== EXERCISE DETAILS ==
Locate each line containing the string "надзорные" and copy it out.

══════════════════════════════

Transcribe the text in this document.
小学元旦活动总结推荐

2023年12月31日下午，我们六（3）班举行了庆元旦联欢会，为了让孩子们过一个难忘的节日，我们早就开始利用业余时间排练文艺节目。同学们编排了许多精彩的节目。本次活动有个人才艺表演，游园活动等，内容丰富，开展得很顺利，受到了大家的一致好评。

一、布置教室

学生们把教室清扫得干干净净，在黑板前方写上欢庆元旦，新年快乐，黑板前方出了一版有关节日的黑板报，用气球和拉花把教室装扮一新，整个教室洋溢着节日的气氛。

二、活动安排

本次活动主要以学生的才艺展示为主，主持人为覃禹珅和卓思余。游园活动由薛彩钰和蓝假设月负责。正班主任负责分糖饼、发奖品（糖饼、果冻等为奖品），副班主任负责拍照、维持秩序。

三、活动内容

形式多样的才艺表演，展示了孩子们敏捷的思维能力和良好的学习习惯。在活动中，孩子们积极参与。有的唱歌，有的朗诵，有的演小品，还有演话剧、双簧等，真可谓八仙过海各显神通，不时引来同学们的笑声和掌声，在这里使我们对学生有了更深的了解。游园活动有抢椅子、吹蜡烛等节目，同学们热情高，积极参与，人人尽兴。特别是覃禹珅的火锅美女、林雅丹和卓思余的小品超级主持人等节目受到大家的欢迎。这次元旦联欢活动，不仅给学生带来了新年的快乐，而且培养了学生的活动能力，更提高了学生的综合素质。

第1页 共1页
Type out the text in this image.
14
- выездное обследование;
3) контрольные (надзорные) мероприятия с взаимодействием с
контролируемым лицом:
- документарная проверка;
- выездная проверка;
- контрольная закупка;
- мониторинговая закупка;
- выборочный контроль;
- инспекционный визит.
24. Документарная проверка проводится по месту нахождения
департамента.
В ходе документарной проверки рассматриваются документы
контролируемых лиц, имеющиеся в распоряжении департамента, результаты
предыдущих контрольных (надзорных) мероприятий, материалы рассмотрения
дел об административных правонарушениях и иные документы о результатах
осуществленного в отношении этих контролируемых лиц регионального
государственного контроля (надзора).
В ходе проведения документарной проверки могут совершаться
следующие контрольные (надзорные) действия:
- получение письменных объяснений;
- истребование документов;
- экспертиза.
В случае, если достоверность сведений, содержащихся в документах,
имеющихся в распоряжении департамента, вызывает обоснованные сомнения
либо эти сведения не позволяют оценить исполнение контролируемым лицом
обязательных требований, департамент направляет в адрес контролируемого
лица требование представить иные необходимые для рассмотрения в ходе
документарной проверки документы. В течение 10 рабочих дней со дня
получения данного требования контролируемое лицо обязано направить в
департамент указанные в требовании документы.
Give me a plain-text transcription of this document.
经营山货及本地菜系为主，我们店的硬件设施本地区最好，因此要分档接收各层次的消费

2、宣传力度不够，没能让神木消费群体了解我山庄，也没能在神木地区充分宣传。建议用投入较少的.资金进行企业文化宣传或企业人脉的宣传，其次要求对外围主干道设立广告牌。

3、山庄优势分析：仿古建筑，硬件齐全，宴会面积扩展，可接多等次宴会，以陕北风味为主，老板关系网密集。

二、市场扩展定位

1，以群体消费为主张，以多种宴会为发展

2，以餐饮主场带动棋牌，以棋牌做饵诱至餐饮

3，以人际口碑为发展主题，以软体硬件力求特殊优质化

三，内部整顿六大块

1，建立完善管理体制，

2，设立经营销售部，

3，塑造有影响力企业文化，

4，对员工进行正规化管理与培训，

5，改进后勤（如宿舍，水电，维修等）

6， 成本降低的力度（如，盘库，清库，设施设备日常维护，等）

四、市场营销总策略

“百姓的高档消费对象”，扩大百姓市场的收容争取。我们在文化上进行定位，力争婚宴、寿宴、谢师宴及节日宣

══════════════════════════════

== ANSWER IN FULL ==
3) контрольные (надзорные) мероприятия с взаимодействием с
следующие контрольные (надзорные) действия:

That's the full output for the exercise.